### THE PROBLEM:
Transcribe all of the material exactly, except for its pictures.

### PROVIDED DATA:
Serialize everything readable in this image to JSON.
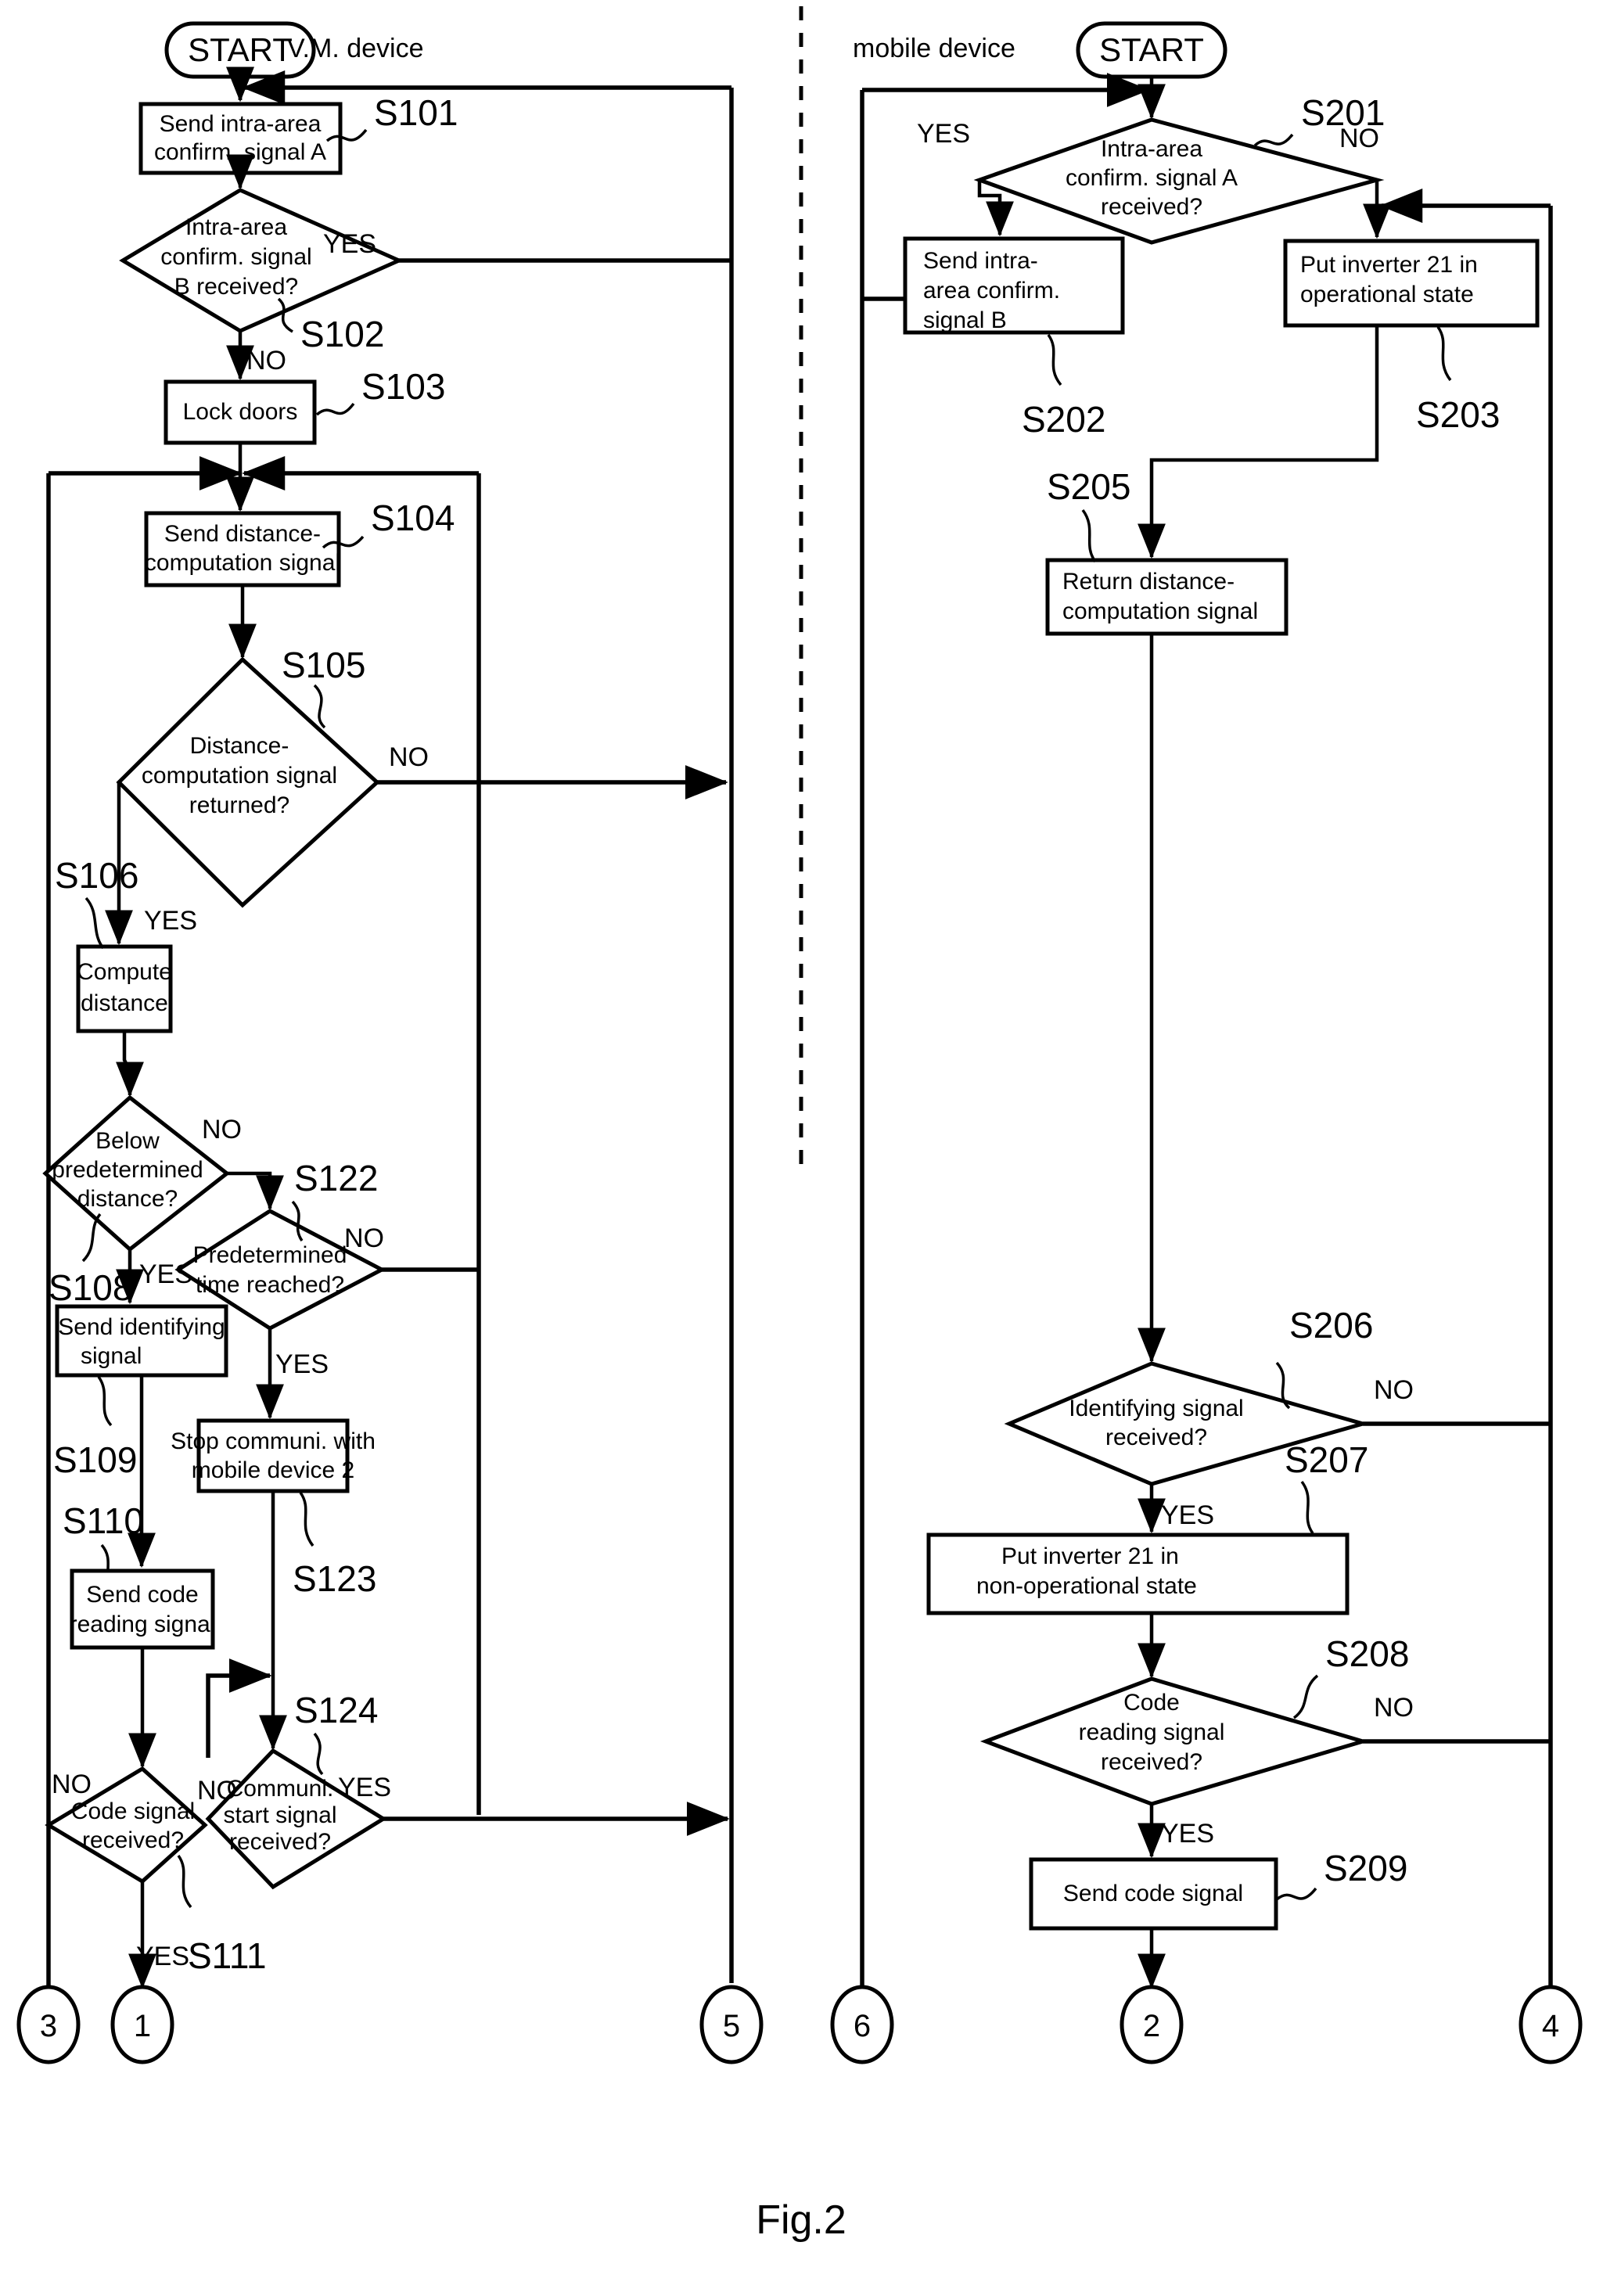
{
  "figure": {
    "caption": "Fig.2"
  },
  "lanes": {
    "left_label": "V.M. device",
    "right_label": "mobile device"
  },
  "terminals": {
    "start_left": "START",
    "start_right": "START"
  },
  "left_flow": {
    "nodes": [
      {
        "id": "S101",
        "tag": "S101",
        "kind": "process",
        "lines": [
          "Send intra-area",
          "confirm. signal A"
        ]
      },
      {
        "id": "S102",
        "tag": "S102",
        "kind": "decision",
        "lines": [
          "Intra-area",
          "confirm. signal",
          "B received?"
        ]
      },
      {
        "id": "S103",
        "tag": "S103",
        "kind": "process",
        "lines": [
          "Lock doors"
        ]
      },
      {
        "id": "S104",
        "tag": "S104",
        "kind": "process",
        "lines": [
          "Send distance-",
          "computation signal"
        ]
      },
      {
        "id": "S105",
        "tag": "S105",
        "kind": "decision",
        "lines": [
          "Distance-",
          "computation signal",
          "returned?"
        ]
      },
      {
        "id": "S106",
        "tag": "S106",
        "kind": "process",
        "lines": [
          "Compute",
          "distance"
        ]
      },
      {
        "id": "S107",
        "tag": "S108",
        "kind": "decision",
        "lines": [
          "Below",
          "predetermined",
          "distance?"
        ]
      },
      {
        "id": "S108",
        "tag": "S109",
        "kind": "process",
        "lines": [
          "Send identifying",
          "signal"
        ]
      },
      {
        "id": "S110",
        "tag": "S110",
        "kind": "process",
        "lines": [
          "Send code",
          "reading signal"
        ]
      },
      {
        "id": "S111",
        "tag": "S111",
        "kind": "decision",
        "lines": [
          "Code signal",
          "received?"
        ]
      },
      {
        "id": "S122",
        "tag": "S122",
        "kind": "decision",
        "lines": [
          "Predetermined",
          "time reached?"
        ]
      },
      {
        "id": "S123",
        "tag": "S123",
        "kind": "process",
        "lines": [
          "Stop communi. with",
          "mobile device 2"
        ]
      },
      {
        "id": "S124",
        "tag": "S124",
        "kind": "decision",
        "lines": [
          "Communi.",
          "start signal",
          "received?"
        ]
      }
    ],
    "connectors": [
      {
        "id": "c3",
        "label": "3"
      },
      {
        "id": "c1",
        "label": "1"
      },
      {
        "id": "c5",
        "label": "5"
      }
    ]
  },
  "right_flow": {
    "nodes": [
      {
        "id": "S201",
        "tag": "S201",
        "kind": "decision",
        "lines": [
          "Intra-area",
          "confirm. signal A",
          "received?"
        ]
      },
      {
        "id": "S202",
        "tag": "S202",
        "kind": "process",
        "lines": [
          "Send intra-",
          "area confirm.",
          "signal B"
        ]
      },
      {
        "id": "S203",
        "tag": "S203",
        "kind": "process",
        "lines": [
          "Put inverter 21 in",
          "operational state"
        ]
      },
      {
        "id": "S205",
        "tag": "S205",
        "kind": "process",
        "lines": [
          "Return distance-",
          "computation signal"
        ]
      },
      {
        "id": "S206",
        "tag": "S206",
        "kind": "decision",
        "lines": [
          "Identifying signal",
          "received?"
        ]
      },
      {
        "id": "S207",
        "tag": "S207",
        "kind": "process",
        "lines": [
          "Put inverter 21 in",
          "non-operational state"
        ]
      },
      {
        "id": "S208",
        "tag": "S208",
        "kind": "decision",
        "lines": [
          "Code",
          "reading signal",
          "received?"
        ]
      },
      {
        "id": "S209",
        "tag": "S209",
        "kind": "process",
        "lines": [
          "Send code signal"
        ]
      }
    ],
    "connectors": [
      {
        "id": "c6",
        "label": "6"
      },
      {
        "id": "c2",
        "label": "2"
      },
      {
        "id": "c4",
        "label": "4"
      }
    ]
  },
  "branch_labels": {
    "yes": "YES",
    "no": "NO"
  },
  "colors": {
    "stroke": "#000000",
    "fill": "#ffffff",
    "background": "#ffffff"
  }
}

### FINISHED ANSWER:
Serialize everything readable in this image to JSON.
{
  "figure": {
    "caption": "Fig.2"
  },
  "lanes": {
    "left_label": "V.M. device",
    "right_label": "mobile device"
  },
  "terminals": {
    "start_left": "START",
    "start_right": "START"
  },
  "left_flow": {
    "nodes": [
      {
        "id": "S101",
        "tag": "S101",
        "kind": "process",
        "lines": [
          "Send intra-area",
          "confirm. signal A"
        ]
      },
      {
        "id": "S102",
        "tag": "S102",
        "kind": "decision",
        "lines": [
          "Intra-area",
          "confirm. signal",
          "B received?"
        ]
      },
      {
        "id": "S103",
        "tag": "S103",
        "kind": "process",
        "lines": [
          "Lock doors"
        ]
      },
      {
        "id": "S104",
        "tag": "S104",
        "kind": "process",
        "lines": [
          "Send distance-",
          "computation signal"
        ]
      },
      {
        "id": "S105",
        "tag": "S105",
        "kind": "decision",
        "lines": [
          "Distance-",
          "computation signal",
          "returned?"
        ]
      },
      {
        "id": "S106",
        "tag": "S106",
        "kind": "process",
        "lines": [
          "Compute",
          "distance"
        ]
      },
      {
        "id": "S107",
        "tag": "S108",
        "kind": "decision",
        "lines": [
          "Below",
          "predetermined",
          "distance?"
        ]
      },
      {
        "id": "S108",
        "tag": "S109",
        "kind": "process",
        "lines": [
          "Send identifying",
          "signal"
        ]
      },
      {
        "id": "S110",
        "tag": "S110",
        "kind": "process",
        "lines": [
          "Send code",
          "reading signal"
        ]
      },
      {
        "id": "S111",
        "tag": "S111",
        "kind": "decision",
        "lines": [
          "Code signal",
          "received?"
        ]
      },
      {
        "id": "S122",
        "tag": "S122",
        "kind": "decision",
        "lines": [
          "Predetermined",
          "time reached?"
        ]
      },
      {
        "id": "S123",
        "tag": "S123",
        "kind": "process",
        "lines": [
          "Stop communi. with",
          "mobile device 2"
        ]
      },
      {
        "id": "S124",
        "tag": "S124",
        "kind": "decision",
        "lines": [
          "Communi.",
          "start signal",
          "received?"
        ]
      }
    ],
    "connectors": [
      {
        "id": "c3",
        "label": "3"
      },
      {
        "id": "c1",
        "label": "1"
      },
      {
        "id": "c5",
        "label": "5"
      }
    ]
  },
  "right_flow": {
    "nodes": [
      {
        "id": "S201",
        "tag": "S201",
        "kind": "decision",
        "lines": [
          "Intra-area",
          "confirm. signal A",
          "received?"
        ]
      },
      {
        "id": "S202",
        "tag": "S202",
        "kind": "process",
        "lines": [
          "Send intra-",
          "area confirm.",
          "signal B"
        ]
      },
      {
        "id": "S203",
        "tag": "S203",
        "kind": "process",
        "lines": [
          "Put inverter 21 in",
          "operational state"
        ]
      },
      {
        "id": "S205",
        "tag": "S205",
        "kind": "process",
        "lines": [
          "Return distance-",
          "computation signal"
        ]
      },
      {
        "id": "S206",
        "tag": "S206",
        "kind": "decision",
        "lines": [
          "Identifying signal",
          "received?"
        ]
      },
      {
        "id": "S207",
        "tag": "S207",
        "kind": "process",
        "lines": [
          "Put inverter 21 in",
          "non-operational state"
        ]
      },
      {
        "id": "S208",
        "tag": "S208",
        "kind": "decision",
        "lines": [
          "Code",
          "reading signal",
          "received?"
        ]
      },
      {
        "id": "S209",
        "tag": "S209",
        "kind": "process",
        "lines": [
          "Send code signal"
        ]
      }
    ],
    "connectors": [
      {
        "id": "c6",
        "label": "6"
      },
      {
        "id": "c2",
        "label": "2"
      },
      {
        "id": "c4",
        "label": "4"
      }
    ]
  },
  "branch_labels": {
    "yes": "YES",
    "no": "NO"
  },
  "colors": {
    "stroke": "#000000",
    "fill": "#ffffff",
    "background": "#ffffff"
  }
}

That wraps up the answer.